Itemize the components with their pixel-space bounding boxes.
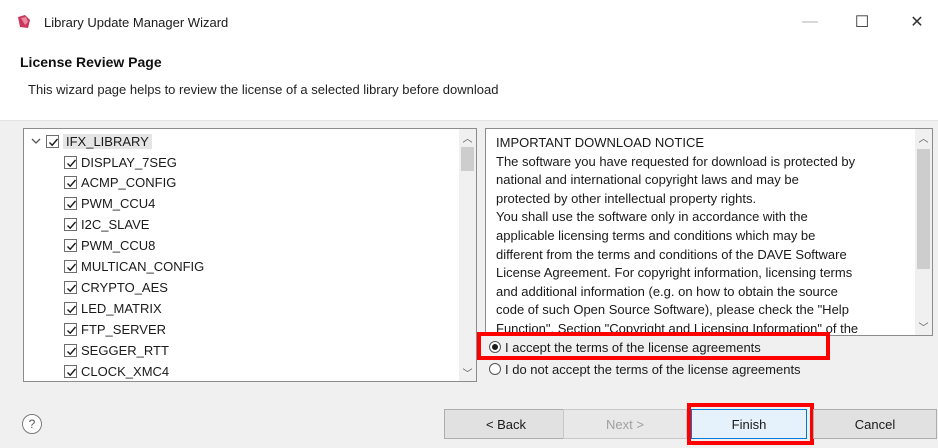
checkmark-icon — [67, 179, 77, 188]
tree-item[interactable]: MULTICAN_CONFIG — [64, 257, 204, 277]
tree-item-checkbox[interactable] — [64, 322, 77, 336]
finish-highlight-box — [687, 403, 814, 445]
license-line: applicable licensing terms and condition… — [496, 227, 816, 243]
tree-root-row[interactable]: IFX_LIBRARY — [30, 131, 152, 151]
tree-item[interactable]: FTP_SERVER — [64, 319, 166, 339]
license-line: code of such Open Source Software), plea… — [496, 302, 849, 318]
license-line: protected by other intellectual property… — [496, 190, 757, 206]
license-line: License Agreement. For copyright informa… — [496, 265, 853, 281]
tree-item[interactable]: PWM_CCU8 — [64, 236, 155, 256]
page-title: License Review Page — [20, 54, 162, 70]
tree-item-checkbox[interactable] — [64, 218, 77, 232]
tree-item-checkbox[interactable] — [64, 155, 77, 169]
tree-item[interactable]: CLOCK_XMC4 — [64, 361, 169, 381]
tree-item-checkbox[interactable] — [64, 280, 77, 294]
tree-item-label: PWM_CCU8 — [81, 238, 156, 254]
scroll-down-arrow[interactable]: ﹀ — [459, 364, 476, 381]
tree-item[interactable]: LED_MATRIX — [64, 298, 162, 318]
license-line: The software you have requested for down… — [496, 153, 856, 169]
checkmark-icon — [49, 138, 59, 146]
tree-root-checkbox[interactable] — [46, 134, 59, 148]
checkmark-icon — [67, 347, 77, 355]
tree-item-checkbox[interactable] — [64, 260, 77, 273]
checkmark-icon — [67, 284, 77, 293]
tree-item-checkbox[interactable] — [64, 176, 77, 190]
scroll-up-arrow[interactable]: ︿ — [459, 129, 476, 146]
tree-root-label: IFX_LIBRARY — [63, 133, 152, 149]
tree-item-label: ACMP_CONFIG — [81, 175, 177, 191]
tree-item[interactable]: CRYPTO_AES — [64, 277, 168, 297]
license-line: national and international copyright law… — [496, 172, 799, 188]
tree-item-label: SEGGER_RTT — [81, 342, 169, 358]
tree-scrollbar[interactable]: ︿ ﹀ — [459, 129, 476, 381]
window-title: Library Update Manager Wizard — [44, 15, 229, 30]
checkmark-icon — [67, 326, 77, 334]
tree-item-label: CLOCK_XMC4 — [81, 363, 170, 379]
accept-highlight-box — [477, 332, 830, 360]
tree-item-checkbox[interactable] — [64, 364, 77, 378]
scroll-thumb[interactable] — [917, 149, 930, 269]
checkmark-icon — [67, 221, 77, 230]
dave-app-icon — [18, 15, 30, 28]
checkmark-icon — [67, 159, 77, 167]
license-text-panel[interactable]: IMPORTANT DOWNLOAD NOTICE The software yo… — [485, 128, 933, 336]
license-scrollbar[interactable]: ︿ ﹀ — [915, 129, 932, 335]
radio-unselected-icon[interactable] — [489, 363, 501, 375]
title-bar: Library Update Manager Wizard — ☐ ✕ — [0, 0, 938, 44]
tree-item-checkbox[interactable] — [64, 301, 77, 315]
tree-item[interactable]: SEGGER_RTT — [64, 340, 169, 360]
help-icon[interactable]: ? — [22, 414, 42, 434]
tree-item[interactable]: DISPLAY_7SEG — [64, 152, 177, 172]
checkmark-icon — [67, 305, 77, 314]
checkmark-icon — [67, 242, 77, 251]
maximize-button[interactable]: ☐ — [842, 8, 882, 36]
tree-item-label: LED_MATRIX — [81, 300, 162, 316]
chevron-down-icon[interactable] — [30, 135, 42, 147]
license-line: different from the terms and conditions … — [496, 246, 847, 262]
tree-item[interactable]: PWM_CCU4 — [64, 194, 155, 214]
close-button[interactable]: ✕ — [897, 8, 937, 36]
scroll-up-arrow[interactable]: ︿ — [915, 129, 932, 146]
decline-license-label: I do not accept the terms of the license… — [505, 361, 801, 377]
page-description: This wizard page helps to review the lic… — [28, 82, 499, 97]
license-line: and additional information (e.g. on how … — [496, 283, 838, 299]
decline-license-radio[interactable]: I do not accept the terms of the license… — [489, 359, 801, 379]
checkmark-icon — [67, 368, 77, 376]
tree-item-checkbox[interactable] — [64, 343, 77, 357]
tree-item[interactable]: I2C_SLAVE — [64, 215, 149, 235]
tree-item-label: CRYPTO_AES — [81, 279, 168, 295]
license-text: IMPORTANT DOWNLOAD NOTICE The software yo… — [496, 134, 906, 335]
license-line: You shall use the software only in accor… — [496, 209, 808, 225]
scroll-down-arrow[interactable]: ﹀ — [915, 318, 932, 335]
tree-item-checkbox[interactable] — [64, 239, 77, 253]
back-button[interactable]: < Back — [444, 409, 568, 439]
scroll-thumb[interactable] — [461, 147, 474, 171]
tree-item-label: DISPLAY_7SEG — [81, 154, 177, 170]
tree-item-label: MULTICAN_CONFIG — [81, 259, 205, 274]
tree-item-label: I2C_SLAVE — [81, 217, 150, 233]
next-button[interactable]: Next > — [563, 409, 687, 439]
tree-item-label: FTP_SERVER — [81, 321, 167, 337]
wizard-header: License Review Page This wizard page hel… — [0, 44, 938, 120]
tree-item-label: PWM_CCU4 — [81, 196, 156, 212]
cancel-button[interactable]: Cancel — [813, 409, 937, 439]
checkmark-icon — [67, 200, 77, 209]
license-line: IMPORTANT DOWNLOAD NOTICE — [496, 135, 705, 150]
tree-item[interactable]: ACMP_CONFIG — [64, 173, 176, 193]
library-tree[interactable]: IFX_LIBRARY DISPLAY_7SEG ACMP_CONFIG PWM_C… — [23, 128, 477, 382]
tree-item-checkbox[interactable] — [64, 197, 77, 211]
checkmark-icon — [67, 263, 77, 272]
minimize-button[interactable]: — — [790, 8, 830, 36]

# Stated exercise
Copy the items above word for word, from the line with "checkmark-icon — [67, 179, 77, 188]" up to and including the line with "license-line: code of".

# Task solution
checkmark-icon — [67, 179, 77, 188]
tree-item[interactable]: MULTICAN_CONFIG — [64, 257, 204, 277]
tree-item-checkbox[interactable] — [64, 322, 77, 336]
finish-highlight-box — [687, 403, 814, 445]
license-line: applicable licensing terms and condition… — [496, 227, 816, 243]
tree-root-row[interactable]: IFX_LIBRARY — [30, 131, 152, 151]
tree-item[interactable]: FTP_SERVER — [64, 319, 166, 339]
license-line: code of such Open Source Software), plea… — [496, 302, 849, 318]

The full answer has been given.